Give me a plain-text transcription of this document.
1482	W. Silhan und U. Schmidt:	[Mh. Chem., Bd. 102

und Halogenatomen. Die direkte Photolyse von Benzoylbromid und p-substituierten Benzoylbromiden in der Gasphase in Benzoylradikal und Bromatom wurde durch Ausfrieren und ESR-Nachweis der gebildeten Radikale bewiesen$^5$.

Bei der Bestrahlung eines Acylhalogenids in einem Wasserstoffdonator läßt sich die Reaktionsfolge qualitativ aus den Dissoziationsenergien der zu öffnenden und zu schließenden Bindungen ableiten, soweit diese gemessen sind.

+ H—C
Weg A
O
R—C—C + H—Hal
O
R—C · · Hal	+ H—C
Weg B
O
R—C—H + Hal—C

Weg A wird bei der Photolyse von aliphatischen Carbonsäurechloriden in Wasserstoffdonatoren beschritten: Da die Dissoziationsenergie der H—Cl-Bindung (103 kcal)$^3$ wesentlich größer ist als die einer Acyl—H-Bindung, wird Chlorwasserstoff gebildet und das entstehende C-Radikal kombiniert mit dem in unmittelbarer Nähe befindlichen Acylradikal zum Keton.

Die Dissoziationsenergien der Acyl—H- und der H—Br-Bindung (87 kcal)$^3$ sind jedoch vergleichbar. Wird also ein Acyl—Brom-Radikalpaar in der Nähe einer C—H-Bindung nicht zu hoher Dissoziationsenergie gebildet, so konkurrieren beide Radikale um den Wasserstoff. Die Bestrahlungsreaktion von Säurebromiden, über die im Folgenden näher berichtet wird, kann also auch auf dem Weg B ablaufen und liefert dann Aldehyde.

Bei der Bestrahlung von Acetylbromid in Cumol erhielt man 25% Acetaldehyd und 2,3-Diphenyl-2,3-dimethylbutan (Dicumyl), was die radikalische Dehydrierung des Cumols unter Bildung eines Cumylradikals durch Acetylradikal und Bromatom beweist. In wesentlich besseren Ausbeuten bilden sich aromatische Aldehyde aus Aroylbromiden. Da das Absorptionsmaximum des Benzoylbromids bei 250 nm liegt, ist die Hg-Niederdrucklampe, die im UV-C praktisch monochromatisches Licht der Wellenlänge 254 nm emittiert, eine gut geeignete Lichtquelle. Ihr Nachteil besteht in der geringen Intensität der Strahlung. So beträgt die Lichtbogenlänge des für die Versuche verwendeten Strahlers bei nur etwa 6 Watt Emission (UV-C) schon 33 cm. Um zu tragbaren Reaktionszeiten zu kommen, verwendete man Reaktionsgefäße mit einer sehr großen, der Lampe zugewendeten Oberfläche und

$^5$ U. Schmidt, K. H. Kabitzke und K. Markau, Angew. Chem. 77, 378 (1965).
----
**Problem statement**
Find the string "kcal" in the listing and return every line that holds it.

**Complete answer**
Weg A wird bei der Photolyse von aliphatischen Carbonsäurechloriden in Wasserstoffdonatoren beschritten: Da die Dissoziationsenergie der H—Cl-Bindung (103 kcal)$^3$ wesentlich größer ist als die einer Acyl—H-Bindung, wird Chlorwasserstoff gebildet und das entstehende C-Radikal kombiniert mit dem in unmittelbarer Nähe befindlichen Acylradikal zum Keton.
Die Dissoziationsenergien der Acyl—H- und der H—Br-Bindung (87 kcal)$^3$ sind jedoch vergleichbar. Wird also ein Acyl—Brom-Radikalpaar in der Nähe einer C—H-Bindung nicht zu hoher Dissoziationsenergie gebildet, so konkurrieren beide Radikale um den Wasserstoff. Die Bestrahlungsreaktion von Säurebromiden, über die im Folgenden näher berichtet wird, kann also auch auf dem Weg B ablaufen und liefert dann Aldehyde.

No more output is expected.